■ WHAT YOU ARE ASKED TO DO ■
From the entries below, extract every line that includes the word "Source".
## begin DATA IN THIS EXERCISE
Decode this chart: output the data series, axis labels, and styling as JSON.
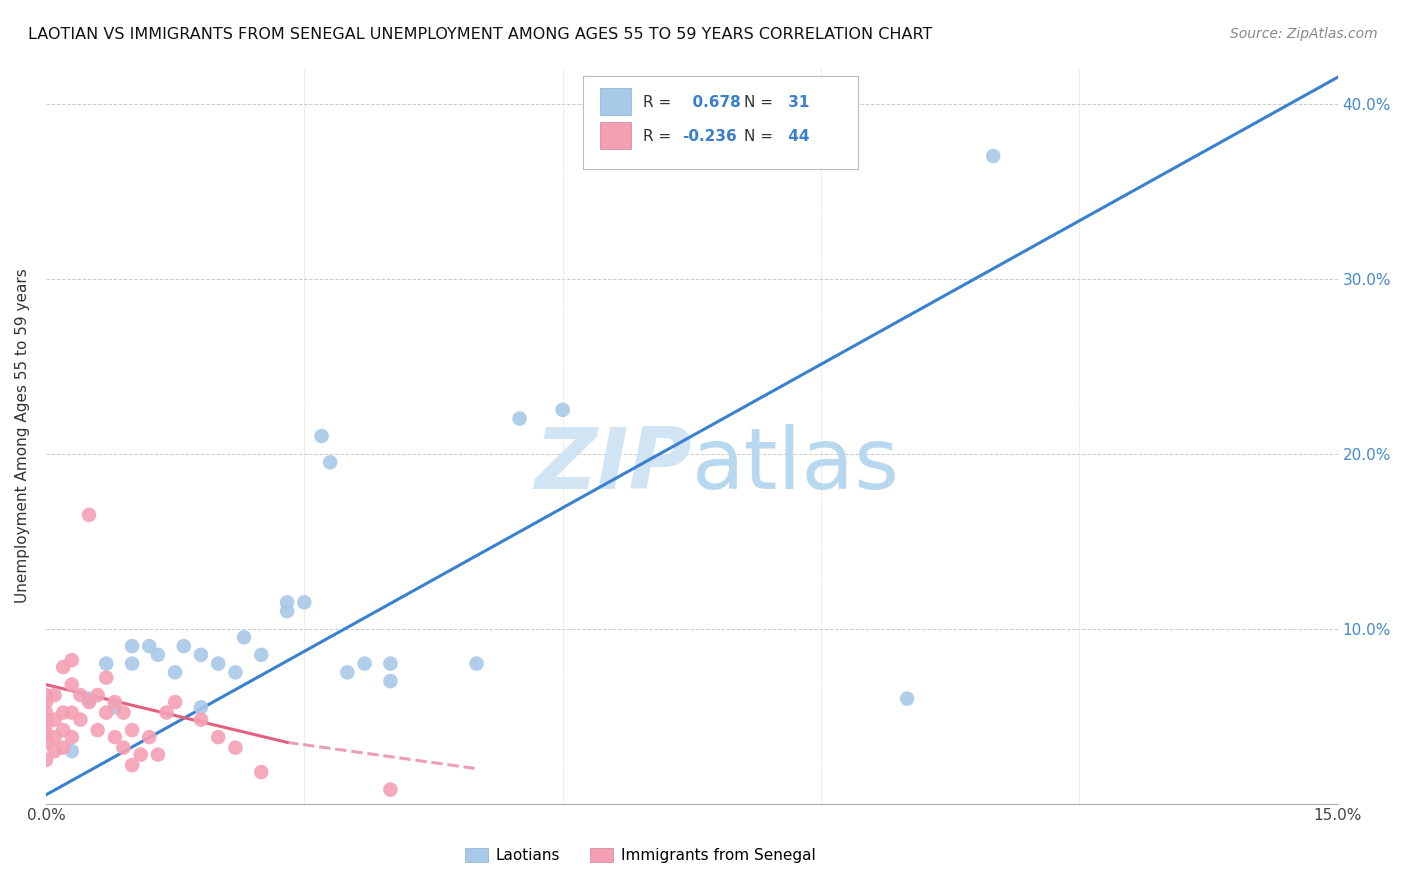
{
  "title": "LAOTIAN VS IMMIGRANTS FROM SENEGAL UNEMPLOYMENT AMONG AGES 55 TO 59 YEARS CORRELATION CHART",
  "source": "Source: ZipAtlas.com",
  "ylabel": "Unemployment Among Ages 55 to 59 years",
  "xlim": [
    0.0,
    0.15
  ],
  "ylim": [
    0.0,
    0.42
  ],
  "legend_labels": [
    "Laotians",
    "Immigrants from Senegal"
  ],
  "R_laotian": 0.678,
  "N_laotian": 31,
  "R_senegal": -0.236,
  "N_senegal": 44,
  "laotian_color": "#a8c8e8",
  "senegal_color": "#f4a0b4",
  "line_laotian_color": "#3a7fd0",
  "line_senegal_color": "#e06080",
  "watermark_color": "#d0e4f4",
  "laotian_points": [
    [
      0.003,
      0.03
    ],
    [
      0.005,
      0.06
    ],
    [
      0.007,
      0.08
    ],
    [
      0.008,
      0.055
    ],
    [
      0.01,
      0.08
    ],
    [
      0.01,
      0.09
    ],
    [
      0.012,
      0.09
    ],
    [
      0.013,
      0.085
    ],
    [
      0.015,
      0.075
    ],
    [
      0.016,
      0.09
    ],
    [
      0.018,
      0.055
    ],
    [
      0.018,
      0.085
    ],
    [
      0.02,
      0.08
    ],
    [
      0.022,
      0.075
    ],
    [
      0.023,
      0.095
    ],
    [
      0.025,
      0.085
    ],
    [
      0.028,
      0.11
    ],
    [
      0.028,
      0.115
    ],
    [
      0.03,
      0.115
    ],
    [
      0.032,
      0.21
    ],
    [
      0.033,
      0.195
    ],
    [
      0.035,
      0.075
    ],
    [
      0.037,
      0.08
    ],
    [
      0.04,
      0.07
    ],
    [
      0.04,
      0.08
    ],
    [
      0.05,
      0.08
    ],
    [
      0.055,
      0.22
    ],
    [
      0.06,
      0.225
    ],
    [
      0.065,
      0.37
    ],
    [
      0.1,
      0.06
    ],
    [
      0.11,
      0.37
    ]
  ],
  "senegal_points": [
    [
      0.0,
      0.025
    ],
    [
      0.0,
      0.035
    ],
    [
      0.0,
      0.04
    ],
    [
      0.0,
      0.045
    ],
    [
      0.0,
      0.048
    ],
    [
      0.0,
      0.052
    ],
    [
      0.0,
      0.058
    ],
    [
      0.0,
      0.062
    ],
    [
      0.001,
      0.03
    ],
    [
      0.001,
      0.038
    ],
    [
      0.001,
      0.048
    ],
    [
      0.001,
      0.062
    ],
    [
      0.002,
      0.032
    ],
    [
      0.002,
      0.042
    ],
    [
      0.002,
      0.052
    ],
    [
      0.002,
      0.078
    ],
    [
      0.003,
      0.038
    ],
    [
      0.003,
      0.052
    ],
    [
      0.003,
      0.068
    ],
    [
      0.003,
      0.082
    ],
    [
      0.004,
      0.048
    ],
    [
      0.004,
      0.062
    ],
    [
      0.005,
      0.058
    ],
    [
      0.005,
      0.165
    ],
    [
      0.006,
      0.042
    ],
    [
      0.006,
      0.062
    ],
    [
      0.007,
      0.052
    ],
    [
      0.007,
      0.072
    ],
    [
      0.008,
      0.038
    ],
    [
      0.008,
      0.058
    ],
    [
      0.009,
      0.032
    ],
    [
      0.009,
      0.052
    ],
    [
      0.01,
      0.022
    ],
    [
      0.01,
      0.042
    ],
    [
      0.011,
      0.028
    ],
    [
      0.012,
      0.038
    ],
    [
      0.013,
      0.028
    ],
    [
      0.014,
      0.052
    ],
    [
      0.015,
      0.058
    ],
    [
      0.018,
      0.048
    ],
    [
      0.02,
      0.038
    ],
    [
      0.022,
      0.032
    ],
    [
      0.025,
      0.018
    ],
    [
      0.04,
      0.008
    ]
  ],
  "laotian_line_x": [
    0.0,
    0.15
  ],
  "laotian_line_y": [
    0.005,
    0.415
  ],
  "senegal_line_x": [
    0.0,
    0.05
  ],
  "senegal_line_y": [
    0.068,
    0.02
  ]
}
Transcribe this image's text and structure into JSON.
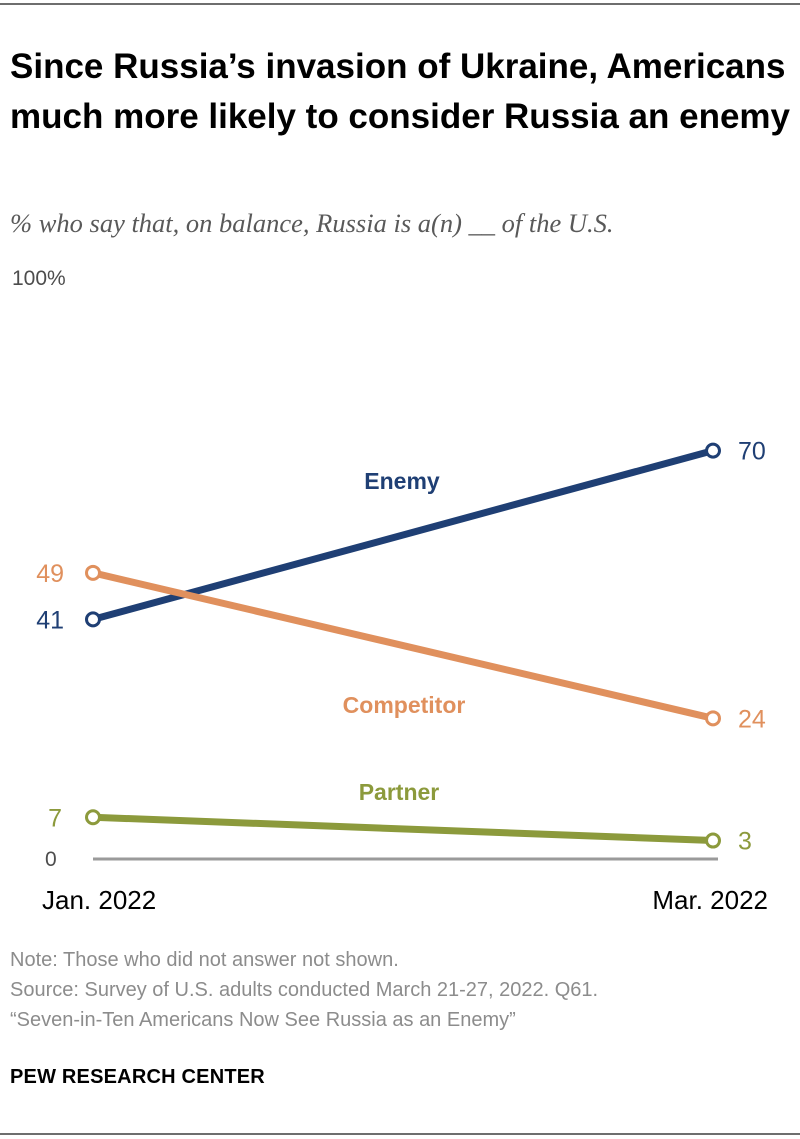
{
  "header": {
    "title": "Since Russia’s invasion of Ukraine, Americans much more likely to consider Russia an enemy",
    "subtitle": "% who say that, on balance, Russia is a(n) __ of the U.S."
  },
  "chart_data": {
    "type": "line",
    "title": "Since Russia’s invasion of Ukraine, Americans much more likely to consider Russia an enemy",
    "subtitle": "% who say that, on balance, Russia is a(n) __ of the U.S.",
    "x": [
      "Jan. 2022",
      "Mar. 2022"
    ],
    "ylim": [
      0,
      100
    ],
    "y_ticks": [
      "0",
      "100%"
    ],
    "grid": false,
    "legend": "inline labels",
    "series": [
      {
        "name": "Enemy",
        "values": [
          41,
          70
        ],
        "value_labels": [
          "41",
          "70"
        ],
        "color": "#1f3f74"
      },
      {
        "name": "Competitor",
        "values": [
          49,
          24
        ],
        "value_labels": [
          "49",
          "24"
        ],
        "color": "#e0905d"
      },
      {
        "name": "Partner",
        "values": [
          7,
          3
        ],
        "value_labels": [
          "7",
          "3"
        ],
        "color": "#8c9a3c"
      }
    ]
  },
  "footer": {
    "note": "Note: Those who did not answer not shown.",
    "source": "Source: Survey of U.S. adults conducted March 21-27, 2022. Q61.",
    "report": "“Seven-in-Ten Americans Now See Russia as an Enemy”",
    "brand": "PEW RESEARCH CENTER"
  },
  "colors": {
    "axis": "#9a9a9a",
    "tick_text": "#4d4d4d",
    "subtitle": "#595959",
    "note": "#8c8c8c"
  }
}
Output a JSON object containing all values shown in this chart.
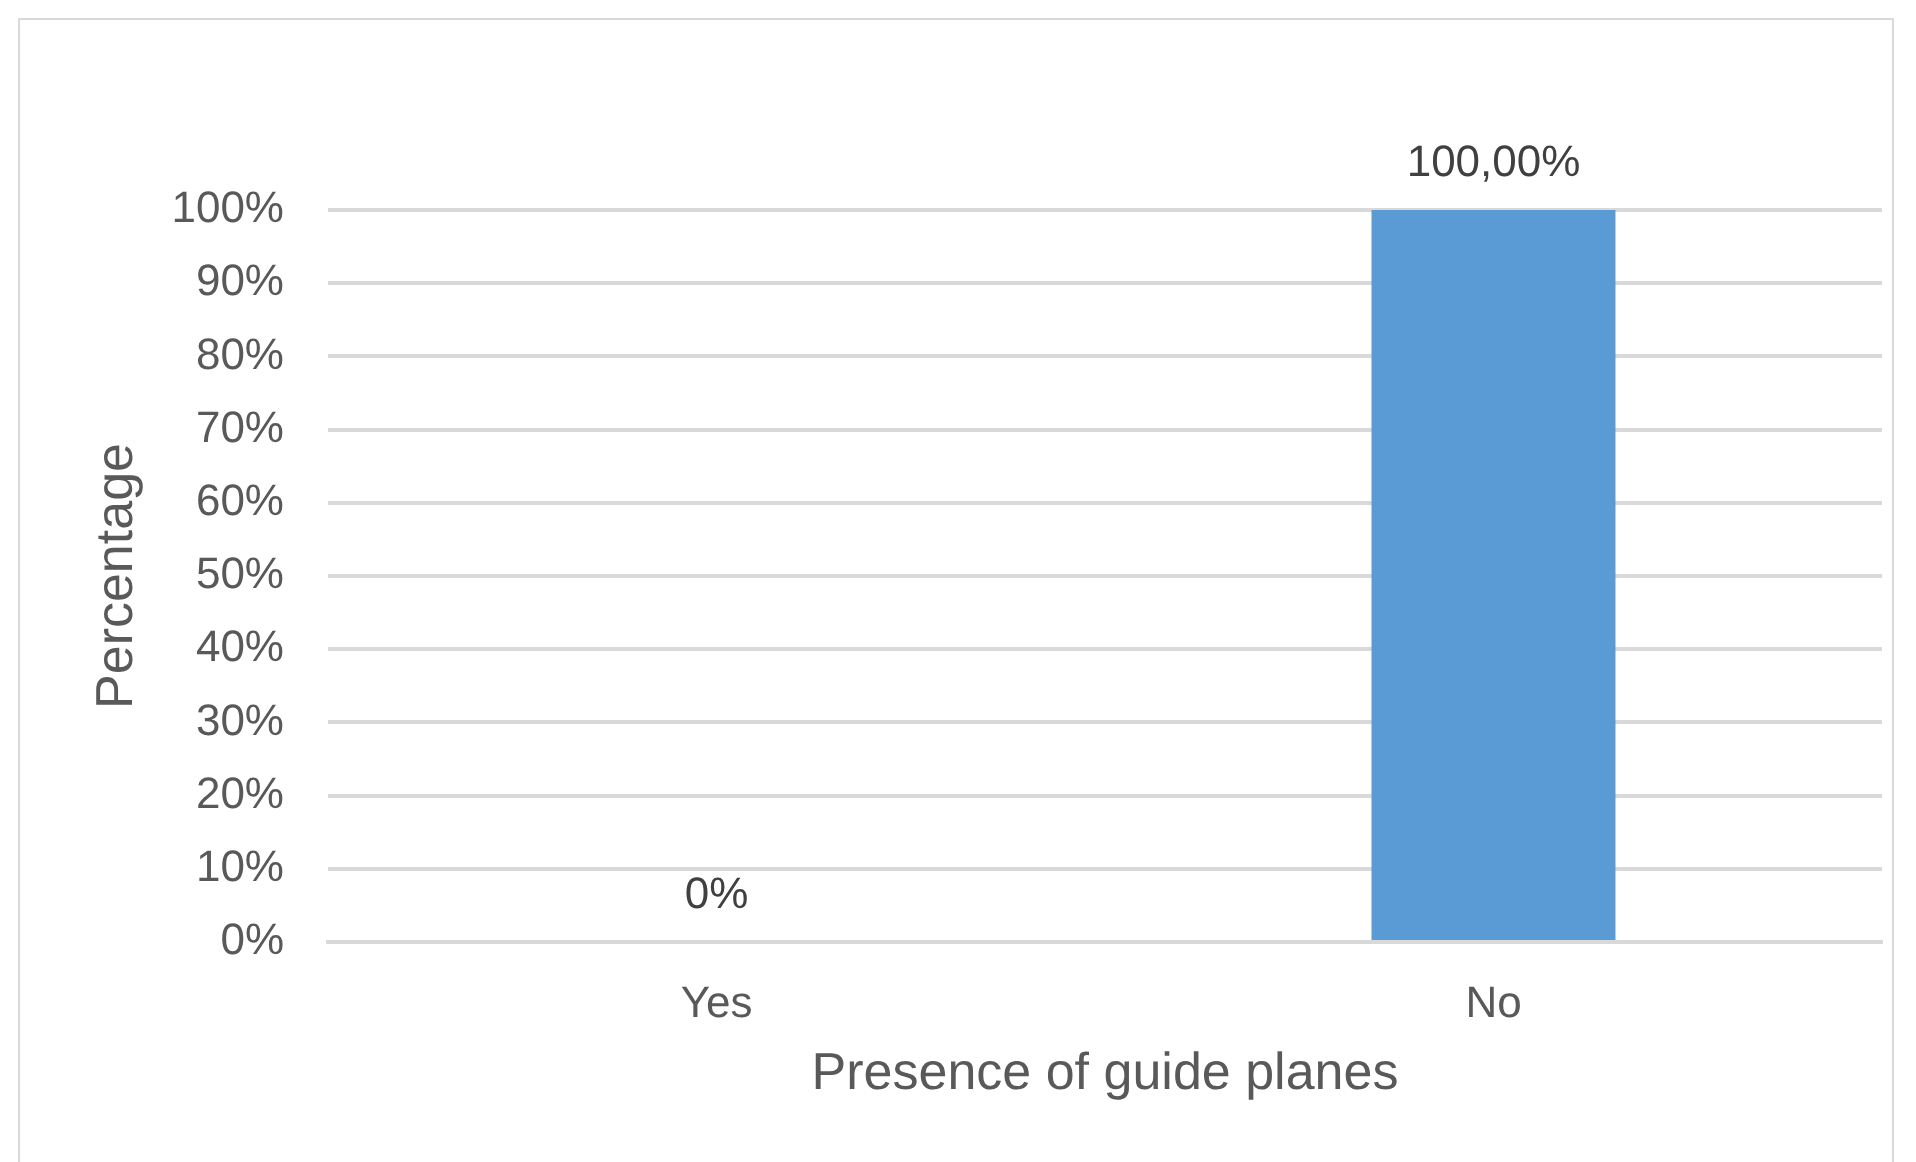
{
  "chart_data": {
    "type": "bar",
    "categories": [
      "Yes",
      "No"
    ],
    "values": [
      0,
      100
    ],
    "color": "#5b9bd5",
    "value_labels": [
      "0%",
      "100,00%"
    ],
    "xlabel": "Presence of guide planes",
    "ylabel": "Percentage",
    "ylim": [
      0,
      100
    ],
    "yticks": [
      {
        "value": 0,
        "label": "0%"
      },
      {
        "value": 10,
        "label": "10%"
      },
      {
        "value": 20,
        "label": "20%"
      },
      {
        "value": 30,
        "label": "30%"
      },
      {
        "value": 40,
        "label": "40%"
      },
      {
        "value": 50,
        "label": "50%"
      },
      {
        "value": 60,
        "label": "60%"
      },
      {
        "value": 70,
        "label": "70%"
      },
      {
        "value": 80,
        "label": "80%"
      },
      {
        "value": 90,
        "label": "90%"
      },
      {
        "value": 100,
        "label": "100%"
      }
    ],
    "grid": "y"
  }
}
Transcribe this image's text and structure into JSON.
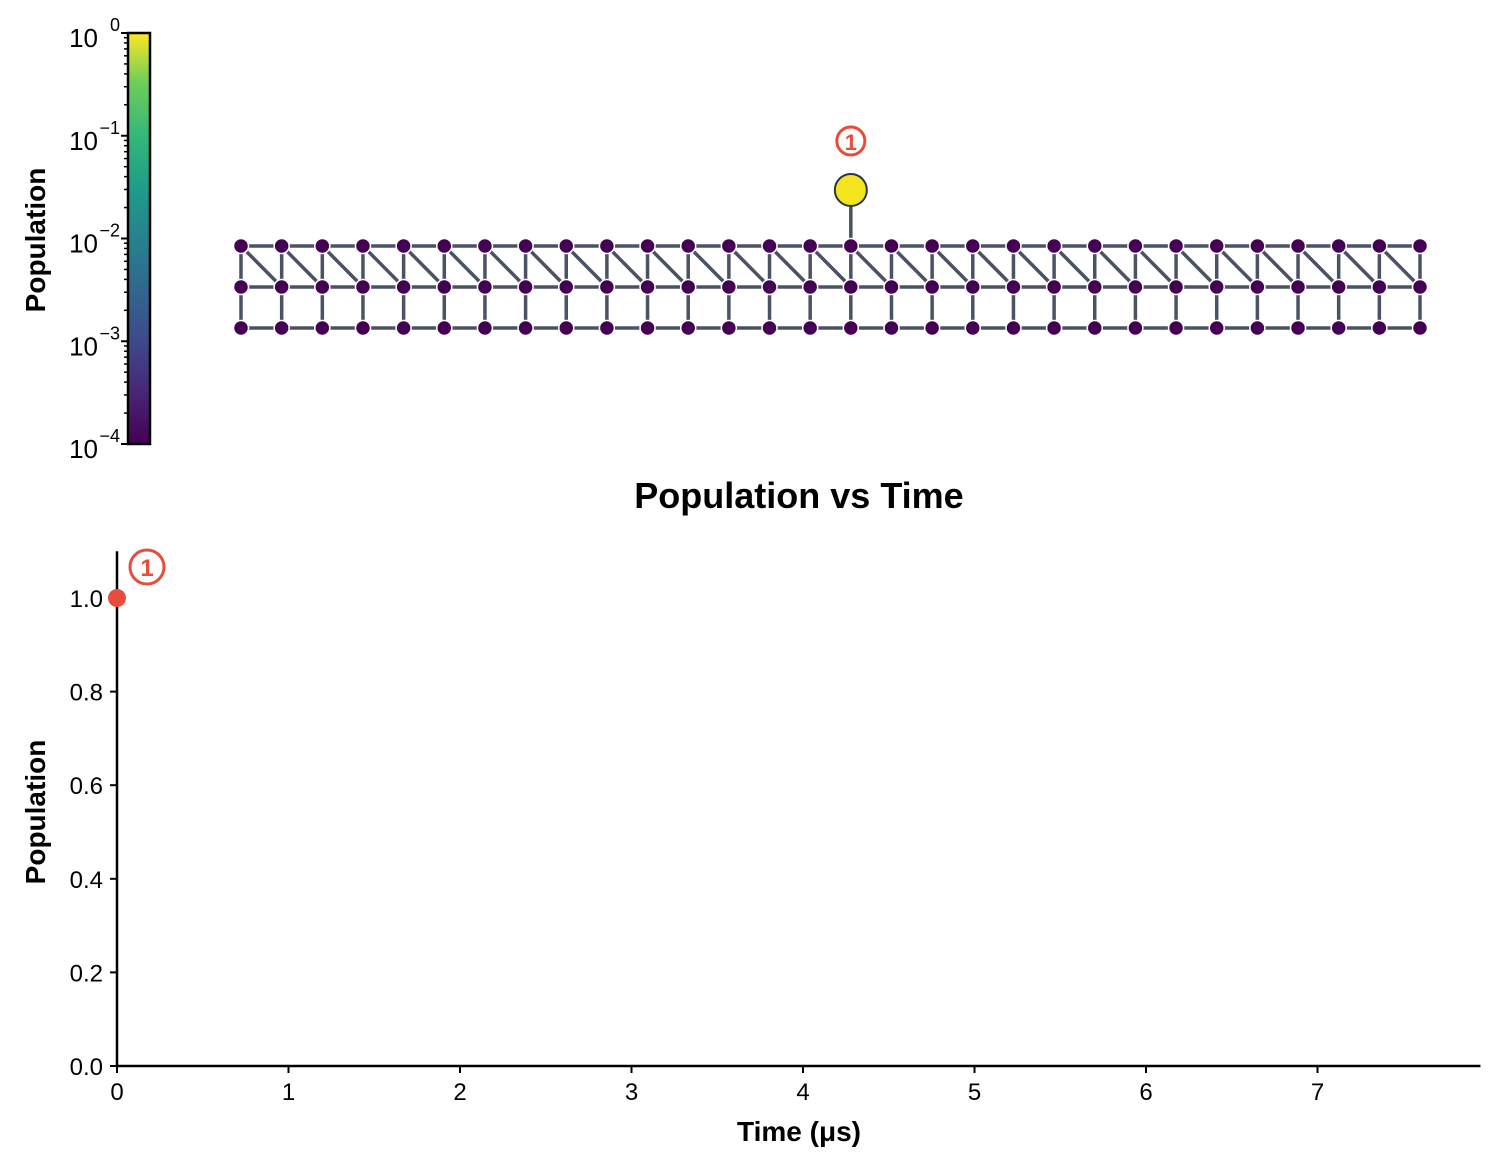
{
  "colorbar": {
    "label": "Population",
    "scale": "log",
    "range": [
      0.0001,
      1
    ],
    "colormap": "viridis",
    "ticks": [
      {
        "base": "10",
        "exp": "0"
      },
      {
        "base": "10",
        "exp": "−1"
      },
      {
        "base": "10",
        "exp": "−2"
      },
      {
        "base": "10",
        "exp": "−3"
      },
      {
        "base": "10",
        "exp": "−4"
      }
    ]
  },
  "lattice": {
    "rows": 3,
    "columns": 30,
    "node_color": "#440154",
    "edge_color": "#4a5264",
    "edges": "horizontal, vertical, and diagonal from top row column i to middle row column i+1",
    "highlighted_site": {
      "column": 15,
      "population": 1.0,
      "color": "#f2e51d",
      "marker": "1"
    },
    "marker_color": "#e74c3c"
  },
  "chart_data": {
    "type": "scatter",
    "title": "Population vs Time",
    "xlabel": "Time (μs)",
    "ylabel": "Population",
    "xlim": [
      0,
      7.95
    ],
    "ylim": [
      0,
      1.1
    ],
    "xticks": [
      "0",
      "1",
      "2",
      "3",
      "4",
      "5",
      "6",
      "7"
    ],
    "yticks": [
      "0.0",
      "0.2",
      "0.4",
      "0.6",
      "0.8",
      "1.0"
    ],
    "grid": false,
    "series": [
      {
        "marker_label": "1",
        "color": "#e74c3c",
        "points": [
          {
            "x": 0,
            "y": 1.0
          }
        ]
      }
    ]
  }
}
## end DATA IN THIS EXERCISE
■ WRITTEN RESPONSE ■
  "source": "Source: ZipAtlas.com",
    "source": "Source: Survey of U.S. adults conducted March 21-27, 2022. Q61.",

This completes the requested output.